> WHAT THE EXERCISE ASKS
Filter the listing and keep only the lines with the word "yopougon".

## start RECORDS FOR PROCESSING

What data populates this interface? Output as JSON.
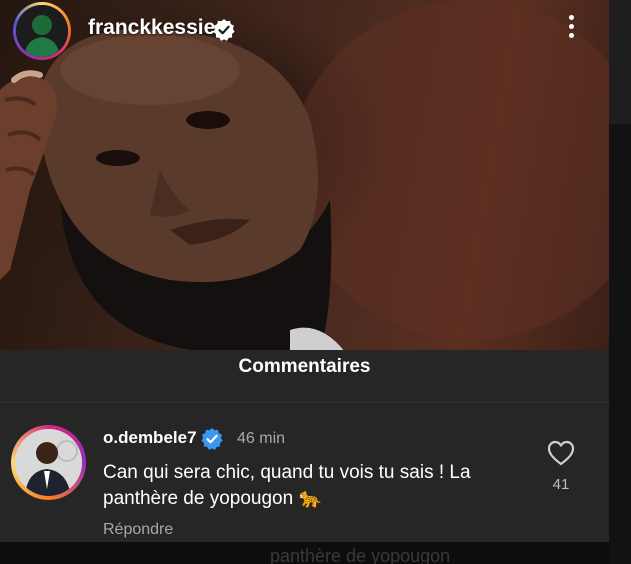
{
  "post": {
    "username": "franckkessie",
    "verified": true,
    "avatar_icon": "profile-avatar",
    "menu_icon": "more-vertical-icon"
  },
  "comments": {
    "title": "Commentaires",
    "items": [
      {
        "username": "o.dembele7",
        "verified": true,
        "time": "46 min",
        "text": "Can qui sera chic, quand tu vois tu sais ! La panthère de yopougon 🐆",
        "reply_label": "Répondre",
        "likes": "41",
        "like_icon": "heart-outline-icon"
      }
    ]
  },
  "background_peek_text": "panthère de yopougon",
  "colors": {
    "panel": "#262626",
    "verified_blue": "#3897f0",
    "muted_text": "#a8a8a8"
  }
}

## end RECORDS FOR PROCESSING
## start RECORDS FOR PROCESSING

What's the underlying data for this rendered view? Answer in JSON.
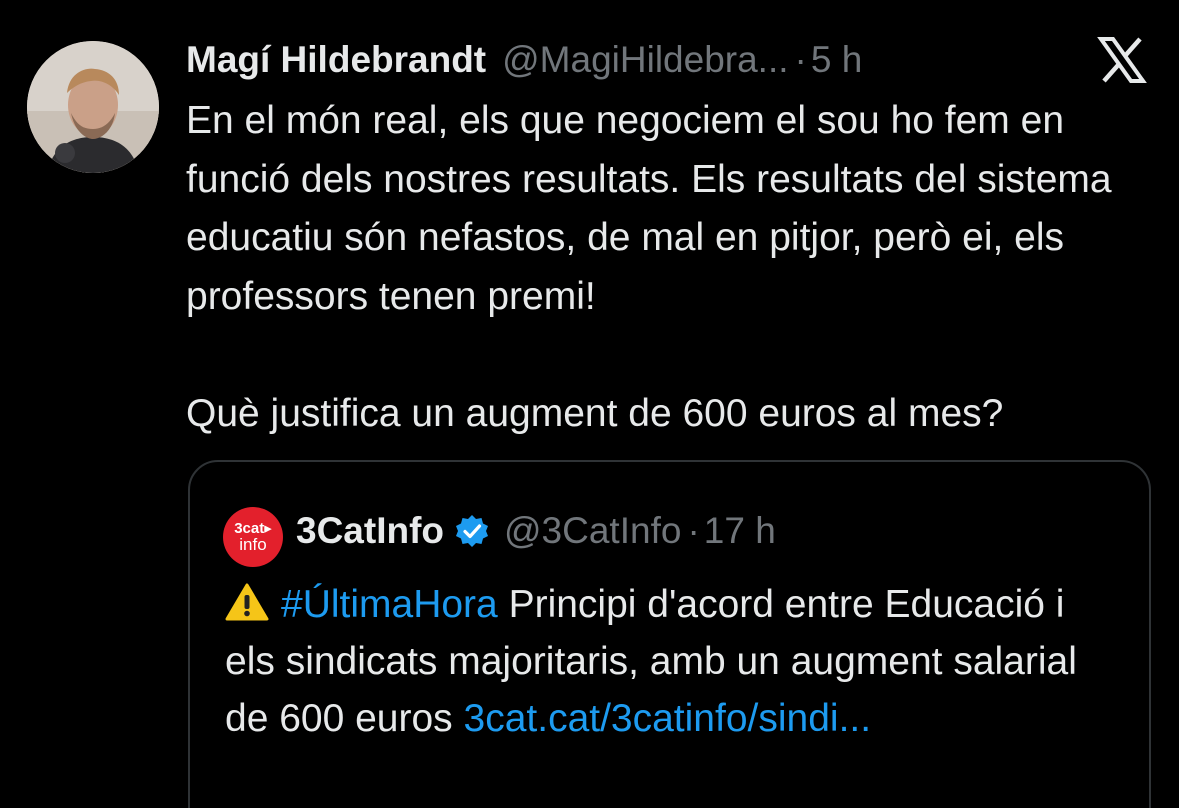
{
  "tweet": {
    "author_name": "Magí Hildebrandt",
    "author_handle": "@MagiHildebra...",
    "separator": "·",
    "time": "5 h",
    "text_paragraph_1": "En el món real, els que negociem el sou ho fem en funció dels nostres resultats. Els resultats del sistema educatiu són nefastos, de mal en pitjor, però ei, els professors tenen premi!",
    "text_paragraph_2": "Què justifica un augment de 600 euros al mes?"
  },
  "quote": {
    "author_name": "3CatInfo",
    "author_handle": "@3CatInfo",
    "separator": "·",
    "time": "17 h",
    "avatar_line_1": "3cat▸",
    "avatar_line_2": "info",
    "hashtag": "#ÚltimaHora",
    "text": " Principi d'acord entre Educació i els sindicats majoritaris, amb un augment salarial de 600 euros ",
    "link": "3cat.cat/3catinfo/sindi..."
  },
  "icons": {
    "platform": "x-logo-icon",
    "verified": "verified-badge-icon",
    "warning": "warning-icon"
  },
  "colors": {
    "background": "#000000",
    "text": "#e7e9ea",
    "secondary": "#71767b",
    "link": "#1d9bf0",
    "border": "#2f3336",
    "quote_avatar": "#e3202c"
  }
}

## end RECORDS FOR PROCESSING

> WORKED SOLUTION
        "text": "Can qui sera chic, quand tu vois tu sais ! La panthère de yopougon 🐆",
  "background_peek_text": "panthère de yopougon",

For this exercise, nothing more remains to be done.